### OBJECTIVE
Pictures do not belong in the copy; transcribe everything else in the records exactly.

### DATASET ENTRIES
....

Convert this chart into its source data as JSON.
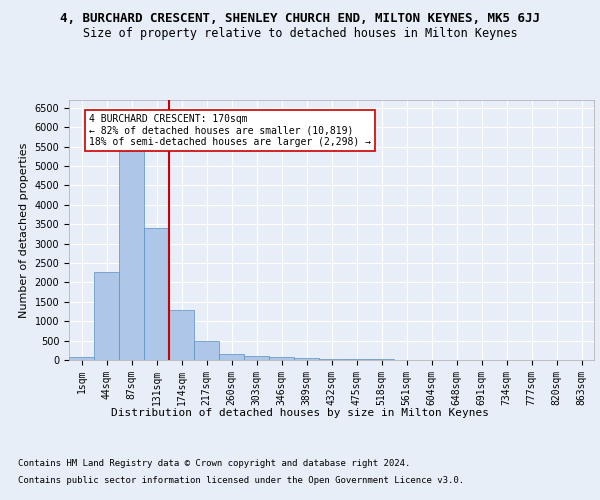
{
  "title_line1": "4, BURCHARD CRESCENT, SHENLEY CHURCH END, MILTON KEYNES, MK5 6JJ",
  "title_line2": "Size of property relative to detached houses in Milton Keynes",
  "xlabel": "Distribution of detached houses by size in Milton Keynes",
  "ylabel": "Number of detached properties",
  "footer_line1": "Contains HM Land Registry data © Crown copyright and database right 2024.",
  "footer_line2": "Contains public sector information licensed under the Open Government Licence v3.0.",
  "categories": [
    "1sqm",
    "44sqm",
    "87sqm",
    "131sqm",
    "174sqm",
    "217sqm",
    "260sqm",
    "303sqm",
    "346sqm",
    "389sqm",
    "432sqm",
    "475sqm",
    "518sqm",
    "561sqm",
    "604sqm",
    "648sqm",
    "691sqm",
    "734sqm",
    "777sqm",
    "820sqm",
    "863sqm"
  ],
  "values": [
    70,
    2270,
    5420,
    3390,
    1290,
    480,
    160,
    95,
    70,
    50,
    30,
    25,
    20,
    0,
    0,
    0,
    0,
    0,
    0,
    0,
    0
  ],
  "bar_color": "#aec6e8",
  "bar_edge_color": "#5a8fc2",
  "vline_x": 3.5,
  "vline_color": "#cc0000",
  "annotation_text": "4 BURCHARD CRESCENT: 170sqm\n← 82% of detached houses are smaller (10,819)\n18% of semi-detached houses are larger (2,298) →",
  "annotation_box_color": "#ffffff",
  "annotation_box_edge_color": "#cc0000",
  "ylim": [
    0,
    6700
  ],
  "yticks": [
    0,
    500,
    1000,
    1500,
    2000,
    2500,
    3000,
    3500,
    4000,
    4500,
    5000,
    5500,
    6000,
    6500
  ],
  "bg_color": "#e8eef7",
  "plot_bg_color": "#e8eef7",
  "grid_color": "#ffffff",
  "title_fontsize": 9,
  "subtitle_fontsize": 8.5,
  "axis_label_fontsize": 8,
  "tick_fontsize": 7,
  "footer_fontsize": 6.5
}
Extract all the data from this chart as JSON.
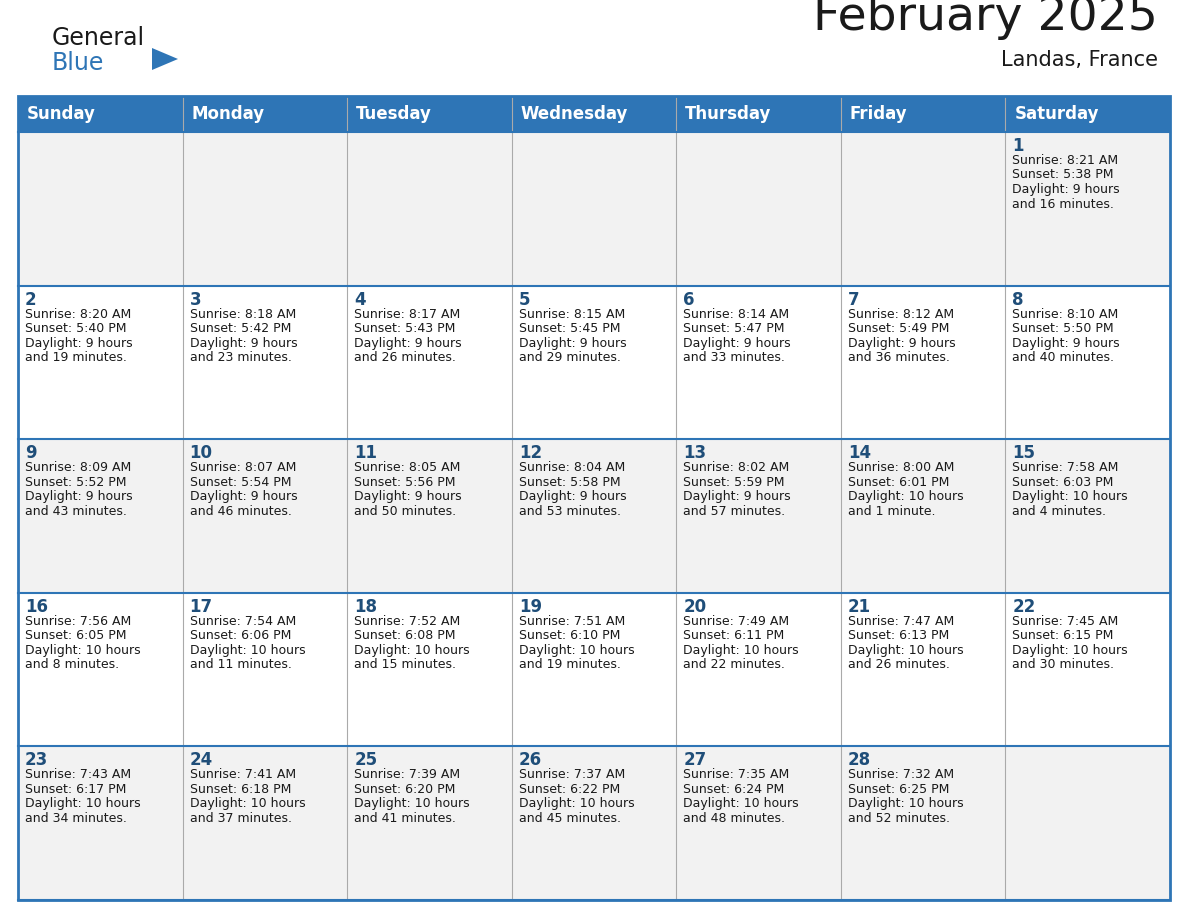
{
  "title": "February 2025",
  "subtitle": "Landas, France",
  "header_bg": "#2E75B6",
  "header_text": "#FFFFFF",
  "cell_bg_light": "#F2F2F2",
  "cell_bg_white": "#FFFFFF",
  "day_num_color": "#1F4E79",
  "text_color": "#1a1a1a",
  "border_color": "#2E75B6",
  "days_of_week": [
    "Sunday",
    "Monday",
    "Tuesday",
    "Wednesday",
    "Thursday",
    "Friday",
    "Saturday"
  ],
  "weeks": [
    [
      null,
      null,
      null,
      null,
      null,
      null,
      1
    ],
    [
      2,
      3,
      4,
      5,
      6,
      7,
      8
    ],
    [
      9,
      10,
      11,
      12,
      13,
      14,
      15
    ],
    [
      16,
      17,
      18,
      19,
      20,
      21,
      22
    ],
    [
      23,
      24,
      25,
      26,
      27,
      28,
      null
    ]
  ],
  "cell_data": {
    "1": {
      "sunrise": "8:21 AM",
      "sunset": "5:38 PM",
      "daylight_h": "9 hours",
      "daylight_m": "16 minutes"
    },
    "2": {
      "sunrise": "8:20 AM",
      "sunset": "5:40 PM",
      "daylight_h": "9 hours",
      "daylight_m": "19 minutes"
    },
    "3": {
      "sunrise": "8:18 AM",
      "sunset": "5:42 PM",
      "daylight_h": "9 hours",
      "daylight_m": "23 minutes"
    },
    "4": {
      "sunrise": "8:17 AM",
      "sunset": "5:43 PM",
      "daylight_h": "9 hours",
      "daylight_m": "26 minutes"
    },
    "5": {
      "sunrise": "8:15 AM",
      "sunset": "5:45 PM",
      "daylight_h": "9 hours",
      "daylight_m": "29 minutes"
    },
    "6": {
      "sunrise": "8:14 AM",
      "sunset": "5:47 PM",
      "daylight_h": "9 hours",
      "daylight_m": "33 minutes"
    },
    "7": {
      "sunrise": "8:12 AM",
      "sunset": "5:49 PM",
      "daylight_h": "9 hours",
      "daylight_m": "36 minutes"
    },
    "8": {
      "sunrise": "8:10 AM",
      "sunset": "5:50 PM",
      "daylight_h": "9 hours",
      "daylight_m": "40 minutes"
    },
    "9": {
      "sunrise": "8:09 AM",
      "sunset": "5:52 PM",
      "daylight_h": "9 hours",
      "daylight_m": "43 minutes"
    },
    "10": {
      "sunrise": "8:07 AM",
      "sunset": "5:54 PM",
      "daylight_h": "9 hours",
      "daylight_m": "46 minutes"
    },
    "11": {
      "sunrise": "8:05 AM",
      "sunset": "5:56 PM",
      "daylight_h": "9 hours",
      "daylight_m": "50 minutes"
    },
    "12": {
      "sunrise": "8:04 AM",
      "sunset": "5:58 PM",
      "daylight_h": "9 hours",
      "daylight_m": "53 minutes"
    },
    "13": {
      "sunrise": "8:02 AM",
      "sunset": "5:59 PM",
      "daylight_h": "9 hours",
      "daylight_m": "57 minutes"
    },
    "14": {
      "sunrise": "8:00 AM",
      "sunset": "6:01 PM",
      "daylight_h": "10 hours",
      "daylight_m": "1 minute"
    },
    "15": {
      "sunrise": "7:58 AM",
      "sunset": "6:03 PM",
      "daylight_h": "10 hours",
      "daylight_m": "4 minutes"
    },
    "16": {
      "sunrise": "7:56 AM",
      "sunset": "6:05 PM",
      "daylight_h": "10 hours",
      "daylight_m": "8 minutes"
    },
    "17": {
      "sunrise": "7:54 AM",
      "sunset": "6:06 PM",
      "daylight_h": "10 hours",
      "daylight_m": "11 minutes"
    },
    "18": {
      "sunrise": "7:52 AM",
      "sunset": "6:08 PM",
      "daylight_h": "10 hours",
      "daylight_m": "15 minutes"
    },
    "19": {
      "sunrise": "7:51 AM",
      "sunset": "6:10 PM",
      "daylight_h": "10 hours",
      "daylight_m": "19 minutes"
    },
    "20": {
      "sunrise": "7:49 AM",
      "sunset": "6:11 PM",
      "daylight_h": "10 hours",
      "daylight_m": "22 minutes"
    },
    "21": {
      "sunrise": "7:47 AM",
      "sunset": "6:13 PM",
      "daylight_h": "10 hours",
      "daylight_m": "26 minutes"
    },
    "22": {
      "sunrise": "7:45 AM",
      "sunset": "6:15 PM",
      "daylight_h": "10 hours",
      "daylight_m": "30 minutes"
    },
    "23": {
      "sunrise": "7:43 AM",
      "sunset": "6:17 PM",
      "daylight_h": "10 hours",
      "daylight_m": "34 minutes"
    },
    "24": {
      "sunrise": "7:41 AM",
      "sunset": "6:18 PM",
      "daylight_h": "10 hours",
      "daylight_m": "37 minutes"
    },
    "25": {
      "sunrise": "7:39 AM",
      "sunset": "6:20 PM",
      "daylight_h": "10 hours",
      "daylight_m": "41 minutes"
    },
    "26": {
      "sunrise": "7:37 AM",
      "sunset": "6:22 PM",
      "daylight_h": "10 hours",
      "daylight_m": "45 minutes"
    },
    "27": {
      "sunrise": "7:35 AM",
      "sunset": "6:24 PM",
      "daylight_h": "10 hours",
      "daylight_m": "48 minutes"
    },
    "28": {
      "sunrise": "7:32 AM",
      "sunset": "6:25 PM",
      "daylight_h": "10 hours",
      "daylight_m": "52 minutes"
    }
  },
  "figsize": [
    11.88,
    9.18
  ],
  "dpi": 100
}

....

### EXERCISE RESULT
Convert this chart into its source data as JSON.
{
  "title_line1": "4, BURCHARD CRESCENT, SHENLEY CHURCH END, MILTON KEYNES, MK5 6JJ",
  "title_line2": "Size of property relative to detached houses in Milton Keynes",
  "xlabel": "Distribution of detached houses by size in Milton Keynes",
  "ylabel": "Number of detached properties",
  "footer_line1": "Contains HM Land Registry data © Crown copyright and database right 2024.",
  "footer_line2": "Contains public sector information licensed under the Open Government Licence v3.0.",
  "categories": [
    "1sqm",
    "44sqm",
    "87sqm",
    "131sqm",
    "174sqm",
    "217sqm",
    "260sqm",
    "303sqm",
    "346sqm",
    "389sqm",
    "432sqm",
    "475sqm",
    "518sqm",
    "561sqm",
    "604sqm",
    "648sqm",
    "691sqm",
    "734sqm",
    "777sqm",
    "820sqm",
    "863sqm"
  ],
  "values": [
    70,
    2270,
    5420,
    3390,
    1290,
    480,
    160,
    95,
    70,
    50,
    30,
    25,
    20,
    0,
    0,
    0,
    0,
    0,
    0,
    0,
    0
  ],
  "bar_color": "#aec6e8",
  "bar_edge_color": "#5a8fc2",
  "vline_x": 3.5,
  "vline_color": "#cc0000",
  "annotation_text": "4 BURCHARD CRESCENT: 170sqm\n← 82% of detached houses are smaller (10,819)\n18% of semi-detached houses are larger (2,298) →",
  "annotation_box_color": "#ffffff",
  "annotation_box_edge_color": "#cc0000",
  "ylim": [
    0,
    6700
  ],
  "yticks": [
    0,
    500,
    1000,
    1500,
    2000,
    2500,
    3000,
    3500,
    4000,
    4500,
    5000,
    5500,
    6000,
    6500
  ],
  "bg_color": "#e8eef7",
  "plot_bg_color": "#e8eef7",
  "grid_color": "#ffffff",
  "title_fontsize": 9,
  "subtitle_fontsize": 8.5,
  "axis_label_fontsize": 8,
  "tick_fontsize": 7,
  "footer_fontsize": 6.5
}
Extract all the data from this chart as JSON.
{
  "title": "February 2025",
  "subtitle": "Landas, France",
  "header_bg": "#2E75B6",
  "header_text": "#FFFFFF",
  "cell_bg_light": "#F2F2F2",
  "cell_bg_white": "#FFFFFF",
  "day_num_color": "#1F4E79",
  "text_color": "#1a1a1a",
  "border_color": "#2E75B6",
  "days_of_week": [
    "Sunday",
    "Monday",
    "Tuesday",
    "Wednesday",
    "Thursday",
    "Friday",
    "Saturday"
  ],
  "weeks": [
    [
      null,
      null,
      null,
      null,
      null,
      null,
      1
    ],
    [
      2,
      3,
      4,
      5,
      6,
      7,
      8
    ],
    [
      9,
      10,
      11,
      12,
      13,
      14,
      15
    ],
    [
      16,
      17,
      18,
      19,
      20,
      21,
      22
    ],
    [
      23,
      24,
      25,
      26,
      27,
      28,
      null
    ]
  ],
  "cell_data": {
    "1": {
      "sunrise": "8:21 AM",
      "sunset": "5:38 PM",
      "daylight_h": "9 hours",
      "daylight_m": "16 minutes"
    },
    "2": {
      "sunrise": "8:20 AM",
      "sunset": "5:40 PM",
      "daylight_h": "9 hours",
      "daylight_m": "19 minutes"
    },
    "3": {
      "sunrise": "8:18 AM",
      "sunset": "5:42 PM",
      "daylight_h": "9 hours",
      "daylight_m": "23 minutes"
    },
    "4": {
      "sunrise": "8:17 AM",
      "sunset": "5:43 PM",
      "daylight_h": "9 hours",
      "daylight_m": "26 minutes"
    },
    "5": {
      "sunrise": "8:15 AM",
      "sunset": "5:45 PM",
      "daylight_h": "9 hours",
      "daylight_m": "29 minutes"
    },
    "6": {
      "sunrise": "8:14 AM",
      "sunset": "5:47 PM",
      "daylight_h": "9 hours",
      "daylight_m": "33 minutes"
    },
    "7": {
      "sunrise": "8:12 AM",
      "sunset": "5:49 PM",
      "daylight_h": "9 hours",
      "daylight_m": "36 minutes"
    },
    "8": {
      "sunrise": "8:10 AM",
      "sunset": "5:50 PM",
      "daylight_h": "9 hours",
      "daylight_m": "40 minutes"
    },
    "9": {
      "sunrise": "8:09 AM",
      "sunset": "5:52 PM",
      "daylight_h": "9 hours",
      "daylight_m": "43 minutes"
    },
    "10": {
      "sunrise": "8:07 AM",
      "sunset": "5:54 PM",
      "daylight_h": "9 hours",
      "daylight_m": "46 minutes"
    },
    "11": {
      "sunrise": "8:05 AM",
      "sunset": "5:56 PM",
      "daylight_h": "9 hours",
      "daylight_m": "50 minutes"
    },
    "12": {
      "sunrise": "8:04 AM",
      "sunset": "5:58 PM",
      "daylight_h": "9 hours",
      "daylight_m": "53 minutes"
    },
    "13": {
      "sunrise": "8:02 AM",
      "sunset": "5:59 PM",
      "daylight_h": "9 hours",
      "daylight_m": "57 minutes"
    },
    "14": {
      "sunrise": "8:00 AM",
      "sunset": "6:01 PM",
      "daylight_h": "10 hours",
      "daylight_m": "1 minute"
    },
    "15": {
      "sunrise": "7:58 AM",
      "sunset": "6:03 PM",
      "daylight_h": "10 hours",
      "daylight_m": "4 minutes"
    },
    "16": {
      "sunrise": "7:56 AM",
      "sunset": "6:05 PM",
      "daylight_h": "10 hours",
      "daylight_m": "8 minutes"
    },
    "17": {
      "sunrise": "7:54 AM",
      "sunset": "6:06 PM",
      "daylight_h": "10 hours",
      "daylight_m": "11 minutes"
    },
    "18": {
      "sunrise": "7:52 AM",
      "sunset": "6:08 PM",
      "daylight_h": "10 hours",
      "daylight_m": "15 minutes"
    },
    "19": {
      "sunrise": "7:51 AM",
      "sunset": "6:10 PM",
      "daylight_h": "10 hours",
      "daylight_m": "19 minutes"
    },
    "20": {
      "sunrise": "7:49 AM",
      "sunset": "6:11 PM",
      "daylight_h": "10 hours",
      "daylight_m": "22 minutes"
    },
    "21": {
      "sunrise": "7:47 AM",
      "sunset": "6:13 PM",
      "daylight_h": "10 hours",
      "daylight_m": "26 minutes"
    },
    "22": {
      "sunrise": "7:45 AM",
      "sunset": "6:15 PM",
      "daylight_h": "10 hours",
      "daylight_m": "30 minutes"
    },
    "23": {
      "sunrise": "7:43 AM",
      "sunset": "6:17 PM",
      "daylight_h": "10 hours",
      "daylight_m": "34 minutes"
    },
    "24": {
      "sunrise": "7:41 AM",
      "sunset": "6:18 PM",
      "daylight_h": "10 hours",
      "daylight_m": "37 minutes"
    },
    "25": {
      "sunrise": "7:39 AM",
      "sunset": "6:20 PM",
      "daylight_h": "10 hours",
      "daylight_m": "41 minutes"
    },
    "26": {
      "sunrise": "7:37 AM",
      "sunset": "6:22 PM",
      "daylight_h": "10 hours",
      "daylight_m": "45 minutes"
    },
    "27": {
      "sunrise": "7:35 AM",
      "sunset": "6:24 PM",
      "daylight_h": "10 hours",
      "daylight_m": "48 minutes"
    },
    "28": {
      "sunrise": "7:32 AM",
      "sunset": "6:25 PM",
      "daylight_h": "10 hours",
      "daylight_m": "52 minutes"
    }
  },
  "figsize": [
    11.88,
    9.18
  ],
  "dpi": 100
}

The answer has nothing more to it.